**Task to complete:** Return every item from the start down to the line containing "panel-label-3: NEW CEOs", both ends included, reproducing each line unchanged.

(Collected data entries)
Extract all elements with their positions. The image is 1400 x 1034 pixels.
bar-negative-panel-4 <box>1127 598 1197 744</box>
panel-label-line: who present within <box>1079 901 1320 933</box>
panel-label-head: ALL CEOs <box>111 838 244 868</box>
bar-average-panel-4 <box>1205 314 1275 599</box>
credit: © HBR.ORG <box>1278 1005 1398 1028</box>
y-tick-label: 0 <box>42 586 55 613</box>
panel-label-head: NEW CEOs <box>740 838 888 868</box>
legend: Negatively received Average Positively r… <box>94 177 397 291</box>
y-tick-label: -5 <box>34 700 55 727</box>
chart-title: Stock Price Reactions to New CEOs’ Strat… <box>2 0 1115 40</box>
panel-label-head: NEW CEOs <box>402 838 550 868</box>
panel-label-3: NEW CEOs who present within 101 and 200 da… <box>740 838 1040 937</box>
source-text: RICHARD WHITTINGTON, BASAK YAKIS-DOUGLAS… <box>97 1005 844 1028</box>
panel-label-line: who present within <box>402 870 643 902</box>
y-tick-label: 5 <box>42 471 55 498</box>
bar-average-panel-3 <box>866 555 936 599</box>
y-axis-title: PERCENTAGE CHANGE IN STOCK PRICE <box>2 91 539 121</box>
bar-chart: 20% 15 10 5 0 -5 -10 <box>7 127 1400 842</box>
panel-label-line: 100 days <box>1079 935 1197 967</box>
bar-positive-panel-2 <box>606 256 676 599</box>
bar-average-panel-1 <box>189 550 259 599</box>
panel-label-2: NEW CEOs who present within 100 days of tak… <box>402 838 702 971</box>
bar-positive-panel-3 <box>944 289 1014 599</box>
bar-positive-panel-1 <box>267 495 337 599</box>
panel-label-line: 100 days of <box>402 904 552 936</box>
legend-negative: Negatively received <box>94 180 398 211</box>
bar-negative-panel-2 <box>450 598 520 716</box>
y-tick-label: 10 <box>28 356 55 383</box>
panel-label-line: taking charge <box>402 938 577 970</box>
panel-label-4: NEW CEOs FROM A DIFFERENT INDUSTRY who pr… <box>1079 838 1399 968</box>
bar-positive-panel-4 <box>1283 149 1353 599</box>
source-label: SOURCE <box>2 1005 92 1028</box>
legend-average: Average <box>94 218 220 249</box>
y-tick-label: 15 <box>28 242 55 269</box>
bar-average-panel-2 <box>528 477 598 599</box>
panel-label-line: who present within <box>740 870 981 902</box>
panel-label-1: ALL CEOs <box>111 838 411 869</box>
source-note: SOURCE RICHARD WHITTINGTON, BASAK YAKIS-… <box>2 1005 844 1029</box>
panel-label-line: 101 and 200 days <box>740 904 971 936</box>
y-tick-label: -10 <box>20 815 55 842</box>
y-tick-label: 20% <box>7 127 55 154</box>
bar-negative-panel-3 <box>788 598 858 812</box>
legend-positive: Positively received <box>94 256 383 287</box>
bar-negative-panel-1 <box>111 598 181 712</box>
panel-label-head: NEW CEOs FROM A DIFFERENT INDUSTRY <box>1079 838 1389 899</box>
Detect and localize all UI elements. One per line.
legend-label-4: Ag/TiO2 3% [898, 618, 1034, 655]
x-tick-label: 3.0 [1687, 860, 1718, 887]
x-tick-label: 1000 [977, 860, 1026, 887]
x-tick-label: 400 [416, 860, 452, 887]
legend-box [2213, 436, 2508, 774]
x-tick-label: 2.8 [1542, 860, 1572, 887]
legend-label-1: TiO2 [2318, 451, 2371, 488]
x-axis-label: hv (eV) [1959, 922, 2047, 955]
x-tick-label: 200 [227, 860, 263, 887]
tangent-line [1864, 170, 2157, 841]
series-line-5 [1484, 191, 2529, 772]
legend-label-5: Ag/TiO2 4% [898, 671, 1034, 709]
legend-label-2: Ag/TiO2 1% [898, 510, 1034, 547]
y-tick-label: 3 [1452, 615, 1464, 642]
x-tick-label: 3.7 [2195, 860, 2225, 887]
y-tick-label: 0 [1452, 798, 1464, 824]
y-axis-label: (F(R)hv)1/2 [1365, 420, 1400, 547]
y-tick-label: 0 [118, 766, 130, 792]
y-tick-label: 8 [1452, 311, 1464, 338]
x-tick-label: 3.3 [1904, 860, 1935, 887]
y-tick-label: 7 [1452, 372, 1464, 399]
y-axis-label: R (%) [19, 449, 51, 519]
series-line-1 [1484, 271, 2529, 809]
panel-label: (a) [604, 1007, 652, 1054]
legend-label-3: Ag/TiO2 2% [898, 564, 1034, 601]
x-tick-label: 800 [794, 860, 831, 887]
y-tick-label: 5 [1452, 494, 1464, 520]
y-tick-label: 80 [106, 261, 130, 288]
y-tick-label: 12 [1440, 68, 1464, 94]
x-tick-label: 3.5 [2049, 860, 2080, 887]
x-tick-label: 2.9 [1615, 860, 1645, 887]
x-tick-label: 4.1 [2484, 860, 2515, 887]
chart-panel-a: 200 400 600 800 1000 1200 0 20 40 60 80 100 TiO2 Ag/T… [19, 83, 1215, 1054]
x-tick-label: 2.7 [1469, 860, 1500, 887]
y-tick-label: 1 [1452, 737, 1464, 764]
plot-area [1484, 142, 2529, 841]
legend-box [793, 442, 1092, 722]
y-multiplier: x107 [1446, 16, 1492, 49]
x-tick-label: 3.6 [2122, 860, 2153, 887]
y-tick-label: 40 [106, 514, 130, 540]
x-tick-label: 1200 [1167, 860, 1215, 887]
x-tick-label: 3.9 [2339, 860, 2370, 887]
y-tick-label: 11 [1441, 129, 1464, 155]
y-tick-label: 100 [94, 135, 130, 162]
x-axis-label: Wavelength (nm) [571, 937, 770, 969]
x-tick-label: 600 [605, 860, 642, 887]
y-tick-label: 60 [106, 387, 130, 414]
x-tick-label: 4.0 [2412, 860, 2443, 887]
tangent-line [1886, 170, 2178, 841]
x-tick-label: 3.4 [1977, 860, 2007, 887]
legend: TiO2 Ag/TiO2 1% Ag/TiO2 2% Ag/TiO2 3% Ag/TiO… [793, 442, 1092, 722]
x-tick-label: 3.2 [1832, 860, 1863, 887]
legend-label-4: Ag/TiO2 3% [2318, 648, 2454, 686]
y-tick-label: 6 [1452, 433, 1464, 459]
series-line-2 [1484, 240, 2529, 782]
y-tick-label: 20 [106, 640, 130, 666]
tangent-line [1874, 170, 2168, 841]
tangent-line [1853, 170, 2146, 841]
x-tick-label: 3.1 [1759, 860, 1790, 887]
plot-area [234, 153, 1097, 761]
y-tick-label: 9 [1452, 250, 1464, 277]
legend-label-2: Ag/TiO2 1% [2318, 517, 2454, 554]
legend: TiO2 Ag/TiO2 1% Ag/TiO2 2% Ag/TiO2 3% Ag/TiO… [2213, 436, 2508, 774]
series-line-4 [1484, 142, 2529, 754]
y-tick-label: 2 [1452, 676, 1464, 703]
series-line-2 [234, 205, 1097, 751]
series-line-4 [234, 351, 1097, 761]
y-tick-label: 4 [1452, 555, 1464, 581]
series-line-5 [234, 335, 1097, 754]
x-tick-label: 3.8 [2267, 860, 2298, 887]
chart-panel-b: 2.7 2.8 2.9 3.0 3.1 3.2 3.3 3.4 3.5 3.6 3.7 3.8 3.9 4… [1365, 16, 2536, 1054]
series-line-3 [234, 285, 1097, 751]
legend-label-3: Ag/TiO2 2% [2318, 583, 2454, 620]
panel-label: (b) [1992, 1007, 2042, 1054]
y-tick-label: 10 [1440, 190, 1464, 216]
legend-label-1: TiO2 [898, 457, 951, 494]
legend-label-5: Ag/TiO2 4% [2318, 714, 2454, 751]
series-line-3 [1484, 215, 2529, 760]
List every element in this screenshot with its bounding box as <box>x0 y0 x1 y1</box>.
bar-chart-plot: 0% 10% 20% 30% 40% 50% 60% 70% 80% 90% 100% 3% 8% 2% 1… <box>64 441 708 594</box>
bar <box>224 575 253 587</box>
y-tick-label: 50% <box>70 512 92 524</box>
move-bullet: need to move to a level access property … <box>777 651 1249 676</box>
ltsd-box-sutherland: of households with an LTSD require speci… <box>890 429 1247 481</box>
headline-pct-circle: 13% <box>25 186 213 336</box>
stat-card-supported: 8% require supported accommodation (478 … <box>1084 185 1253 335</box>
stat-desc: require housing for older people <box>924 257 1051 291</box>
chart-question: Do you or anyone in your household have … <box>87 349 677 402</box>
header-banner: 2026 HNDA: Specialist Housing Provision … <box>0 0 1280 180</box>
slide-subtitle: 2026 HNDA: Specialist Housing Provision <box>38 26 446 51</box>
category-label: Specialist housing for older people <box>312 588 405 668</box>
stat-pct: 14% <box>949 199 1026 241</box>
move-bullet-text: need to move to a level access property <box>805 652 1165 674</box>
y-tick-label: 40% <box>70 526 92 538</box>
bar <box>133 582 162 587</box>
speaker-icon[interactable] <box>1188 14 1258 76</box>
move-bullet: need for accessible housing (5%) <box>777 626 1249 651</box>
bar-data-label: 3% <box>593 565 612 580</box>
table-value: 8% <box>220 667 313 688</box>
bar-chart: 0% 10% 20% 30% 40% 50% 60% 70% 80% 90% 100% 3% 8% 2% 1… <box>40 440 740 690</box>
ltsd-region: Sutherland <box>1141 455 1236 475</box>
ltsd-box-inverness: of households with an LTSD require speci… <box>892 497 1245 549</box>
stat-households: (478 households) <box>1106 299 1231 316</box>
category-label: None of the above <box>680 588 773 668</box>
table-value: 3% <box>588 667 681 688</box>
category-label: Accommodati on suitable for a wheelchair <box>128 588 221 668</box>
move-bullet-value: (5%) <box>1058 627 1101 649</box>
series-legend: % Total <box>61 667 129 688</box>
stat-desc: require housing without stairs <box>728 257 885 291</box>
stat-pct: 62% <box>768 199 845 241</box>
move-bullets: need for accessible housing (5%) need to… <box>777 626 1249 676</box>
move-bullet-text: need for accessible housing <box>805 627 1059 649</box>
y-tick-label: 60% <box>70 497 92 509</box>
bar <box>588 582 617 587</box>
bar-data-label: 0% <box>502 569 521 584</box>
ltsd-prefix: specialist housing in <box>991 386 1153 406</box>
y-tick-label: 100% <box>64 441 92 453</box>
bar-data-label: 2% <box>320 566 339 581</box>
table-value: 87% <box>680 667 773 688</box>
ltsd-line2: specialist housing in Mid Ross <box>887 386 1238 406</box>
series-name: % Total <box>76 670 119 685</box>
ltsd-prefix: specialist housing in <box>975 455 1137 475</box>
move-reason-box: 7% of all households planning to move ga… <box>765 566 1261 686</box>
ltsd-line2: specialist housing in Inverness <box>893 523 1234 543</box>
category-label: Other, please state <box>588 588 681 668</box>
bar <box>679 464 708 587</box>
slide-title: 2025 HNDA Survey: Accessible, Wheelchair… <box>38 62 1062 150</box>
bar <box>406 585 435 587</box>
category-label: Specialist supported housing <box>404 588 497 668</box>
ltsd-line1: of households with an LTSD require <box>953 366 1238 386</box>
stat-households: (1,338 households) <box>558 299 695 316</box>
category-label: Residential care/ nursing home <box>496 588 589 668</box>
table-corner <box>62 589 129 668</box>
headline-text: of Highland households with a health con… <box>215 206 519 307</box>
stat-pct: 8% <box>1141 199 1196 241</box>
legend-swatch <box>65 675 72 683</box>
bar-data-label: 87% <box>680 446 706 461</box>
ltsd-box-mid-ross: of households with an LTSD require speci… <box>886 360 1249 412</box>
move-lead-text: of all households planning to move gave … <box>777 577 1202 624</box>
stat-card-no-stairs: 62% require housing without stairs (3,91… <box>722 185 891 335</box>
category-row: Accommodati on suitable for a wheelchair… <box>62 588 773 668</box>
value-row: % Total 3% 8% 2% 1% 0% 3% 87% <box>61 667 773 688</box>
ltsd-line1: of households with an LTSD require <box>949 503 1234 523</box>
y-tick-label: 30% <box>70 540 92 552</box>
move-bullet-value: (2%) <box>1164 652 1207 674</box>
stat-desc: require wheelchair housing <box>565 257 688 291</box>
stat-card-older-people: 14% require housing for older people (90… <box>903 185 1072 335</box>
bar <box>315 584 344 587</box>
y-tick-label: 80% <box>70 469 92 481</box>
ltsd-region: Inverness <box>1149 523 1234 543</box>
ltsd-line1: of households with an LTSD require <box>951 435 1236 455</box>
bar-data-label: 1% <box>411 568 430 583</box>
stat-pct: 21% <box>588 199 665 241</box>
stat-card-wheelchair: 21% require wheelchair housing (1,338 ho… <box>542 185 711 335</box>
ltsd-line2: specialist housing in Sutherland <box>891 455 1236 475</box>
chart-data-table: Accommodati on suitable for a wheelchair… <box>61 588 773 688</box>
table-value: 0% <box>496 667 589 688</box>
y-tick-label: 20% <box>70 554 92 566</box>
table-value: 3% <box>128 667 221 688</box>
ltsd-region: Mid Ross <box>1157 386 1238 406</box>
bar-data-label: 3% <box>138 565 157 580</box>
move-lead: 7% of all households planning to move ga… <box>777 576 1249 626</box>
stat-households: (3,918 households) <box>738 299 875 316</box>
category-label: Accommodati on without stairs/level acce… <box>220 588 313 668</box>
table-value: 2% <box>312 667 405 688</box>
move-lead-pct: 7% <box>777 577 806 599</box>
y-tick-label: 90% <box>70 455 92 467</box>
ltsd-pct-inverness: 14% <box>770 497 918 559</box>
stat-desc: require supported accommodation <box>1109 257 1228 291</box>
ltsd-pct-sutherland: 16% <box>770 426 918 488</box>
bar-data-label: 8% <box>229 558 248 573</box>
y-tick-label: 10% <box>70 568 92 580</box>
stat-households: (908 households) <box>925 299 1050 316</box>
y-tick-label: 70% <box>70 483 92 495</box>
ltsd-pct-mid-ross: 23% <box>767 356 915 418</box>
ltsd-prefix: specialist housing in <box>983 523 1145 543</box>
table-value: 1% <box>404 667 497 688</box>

**Task solution:**
Extract all elements with their positions. The image is 1400 x 1034 pixels.
bar-negative-panel-4 <box>1127 598 1197 744</box>
panel-label-line: who present within <box>1079 901 1320 933</box>
panel-label-head: ALL CEOs <box>111 838 244 868</box>
bar-average-panel-4 <box>1205 314 1275 599</box>
credit: © HBR.ORG <box>1278 1005 1398 1028</box>
y-tick-label: 0 <box>42 586 55 613</box>
panel-label-head: NEW CEOs <box>740 838 888 868</box>
legend: Negatively received Average Positively r… <box>94 177 397 291</box>
y-tick-label: -5 <box>34 700 55 727</box>
chart-title: Stock Price Reactions to New CEOs’ Strat… <box>2 0 1115 40</box>
panel-label-head: NEW CEOs <box>402 838 550 868</box>
panel-label-3: NEW CEOs who present within 101 and 200 da… <box>740 838 1040 937</box>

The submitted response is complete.